■ Your objective ■
Your task is to repeat the listing exactly.

■ Source records ■
________________________________________
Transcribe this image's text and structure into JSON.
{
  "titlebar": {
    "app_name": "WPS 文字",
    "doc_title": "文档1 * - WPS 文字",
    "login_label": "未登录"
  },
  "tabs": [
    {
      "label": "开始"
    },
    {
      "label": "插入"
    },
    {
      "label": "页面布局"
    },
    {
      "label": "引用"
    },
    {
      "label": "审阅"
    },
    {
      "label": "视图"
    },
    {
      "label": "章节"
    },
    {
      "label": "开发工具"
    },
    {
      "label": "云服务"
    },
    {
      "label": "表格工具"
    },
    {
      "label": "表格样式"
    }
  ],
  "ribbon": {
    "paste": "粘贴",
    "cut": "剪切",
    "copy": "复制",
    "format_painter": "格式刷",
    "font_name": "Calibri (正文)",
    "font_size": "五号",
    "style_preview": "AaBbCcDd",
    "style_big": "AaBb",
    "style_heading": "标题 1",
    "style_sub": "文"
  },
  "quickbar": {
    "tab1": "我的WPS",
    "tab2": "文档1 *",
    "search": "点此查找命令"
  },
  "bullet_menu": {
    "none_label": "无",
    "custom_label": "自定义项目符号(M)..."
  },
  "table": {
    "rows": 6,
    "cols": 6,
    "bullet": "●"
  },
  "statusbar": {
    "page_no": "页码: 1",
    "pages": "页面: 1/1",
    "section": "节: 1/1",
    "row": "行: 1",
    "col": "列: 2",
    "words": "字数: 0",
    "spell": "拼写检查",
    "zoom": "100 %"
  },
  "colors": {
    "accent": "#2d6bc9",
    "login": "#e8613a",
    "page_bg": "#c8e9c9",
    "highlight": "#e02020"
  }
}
________________________________________
■ The result ■
Transcribe this image's text and structure into JSON.
{
  "titlebar": {
    "app_name": "WPS 文字",
    "doc_title": "文档1 * - WPS 文字",
    "login_label": "未登录"
  },
  "tabs": [
    {
      "label": "开始"
    },
    {
      "label": "插入"
    },
    {
      "label": "页面布局"
    },
    {
      "label": "引用"
    },
    {
      "label": "审阅"
    },
    {
      "label": "视图"
    },
    {
      "label": "章节"
    },
    {
      "label": "开发工具"
    },
    {
      "label": "云服务"
    },
    {
      "label": "表格工具"
    },
    {
      "label": "表格样式"
    }
  ],
  "ribbon": {
    "paste": "粘贴",
    "cut": "剪切",
    "copy": "复制",
    "format_painter": "格式刷",
    "font_name": "Calibri (正文)",
    "font_size": "五号",
    "style_preview": "AaBbCcDd",
    "style_big": "AaBb",
    "style_heading": "标题 1",
    "style_sub": "文"
  },
  "quickbar": {
    "tab1": "我的WPS",
    "tab2": "文档1 *",
    "search": "点此查找命令"
  },
  "bullet_menu": {
    "none_label": "无",
    "custom_label": "自定义项目符号(M)..."
  },
  "table": {
    "rows": 6,
    "cols": 6,
    "bullet": "●"
  },
  "statusbar": {
    "page_no": "页码: 1",
    "pages": "页面: 1/1",
    "section": "节: 1/1",
    "row": "行: 1",
    "col": "列: 2",
    "words": "字数: 0",
    "spell": "拼写检查",
    "zoom": "100 %"
  },
  "colors": {
    "accent": "#2d6bc9",
    "login": "#e8613a",
    "page_bg": "#c8e9c9",
    "highlight": "#e02020"
  }
}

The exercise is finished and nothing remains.